Directions for this task - Return the records, each one exactly as written.

Collection entries:
* begin *

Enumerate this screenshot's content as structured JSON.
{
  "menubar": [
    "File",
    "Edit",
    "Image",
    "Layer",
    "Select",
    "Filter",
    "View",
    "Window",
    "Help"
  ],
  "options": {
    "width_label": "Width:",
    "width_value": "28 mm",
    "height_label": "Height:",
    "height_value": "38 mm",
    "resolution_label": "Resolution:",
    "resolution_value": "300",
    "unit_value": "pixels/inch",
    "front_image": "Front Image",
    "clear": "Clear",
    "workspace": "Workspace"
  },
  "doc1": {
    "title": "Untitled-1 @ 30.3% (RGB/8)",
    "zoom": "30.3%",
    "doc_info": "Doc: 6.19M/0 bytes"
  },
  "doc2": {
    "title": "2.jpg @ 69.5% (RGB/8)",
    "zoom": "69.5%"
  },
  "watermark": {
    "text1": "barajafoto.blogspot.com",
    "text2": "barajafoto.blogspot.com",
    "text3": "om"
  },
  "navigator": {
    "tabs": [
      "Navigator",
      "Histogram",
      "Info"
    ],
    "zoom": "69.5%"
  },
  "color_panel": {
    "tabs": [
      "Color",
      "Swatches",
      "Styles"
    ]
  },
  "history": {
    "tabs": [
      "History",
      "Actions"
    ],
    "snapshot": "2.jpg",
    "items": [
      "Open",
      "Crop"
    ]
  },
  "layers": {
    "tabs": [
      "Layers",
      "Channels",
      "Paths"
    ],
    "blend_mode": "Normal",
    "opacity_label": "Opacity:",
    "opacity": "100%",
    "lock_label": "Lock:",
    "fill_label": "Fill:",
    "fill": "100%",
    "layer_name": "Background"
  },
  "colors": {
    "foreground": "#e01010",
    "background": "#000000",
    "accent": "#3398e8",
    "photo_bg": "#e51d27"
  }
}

* end *

Result -
Enumerate this screenshot's content as structured JSON.
{
  "menubar": [
    "File",
    "Edit",
    "Image",
    "Layer",
    "Select",
    "Filter",
    "View",
    "Window",
    "Help"
  ],
  "options": {
    "width_label": "Width:",
    "width_value": "28 mm",
    "height_label": "Height:",
    "height_value": "38 mm",
    "resolution_label": "Resolution:",
    "resolution_value": "300",
    "unit_value": "pixels/inch",
    "front_image": "Front Image",
    "clear": "Clear",
    "workspace": "Workspace"
  },
  "doc1": {
    "title": "Untitled-1 @ 30.3% (RGB/8)",
    "zoom": "30.3%",
    "doc_info": "Doc: 6.19M/0 bytes"
  },
  "doc2": {
    "title": "2.jpg @ 69.5% (RGB/8)",
    "zoom": "69.5%"
  },
  "watermark": {
    "text1": "barajafoto.blogspot.com",
    "text2": "barajafoto.blogspot.com",
    "text3": "om"
  },
  "navigator": {
    "tabs": [
      "Navigator",
      "Histogram",
      "Info"
    ],
    "zoom": "69.5%"
  },
  "color_panel": {
    "tabs": [
      "Color",
      "Swatches",
      "Styles"
    ]
  },
  "history": {
    "tabs": [
      "History",
      "Actions"
    ],
    "snapshot": "2.jpg",
    "items": [
      "Open",
      "Crop"
    ]
  },
  "layers": {
    "tabs": [
      "Layers",
      "Channels",
      "Paths"
    ],
    "blend_mode": "Normal",
    "opacity_label": "Opacity:",
    "opacity": "100%",
    "lock_label": "Lock:",
    "fill_label": "Fill:",
    "fill": "100%",
    "layer_name": "Background"
  },
  "colors": {
    "foreground": "#e01010",
    "background": "#000000",
    "accent": "#3398e8",
    "photo_bg": "#e51d27"
  }
}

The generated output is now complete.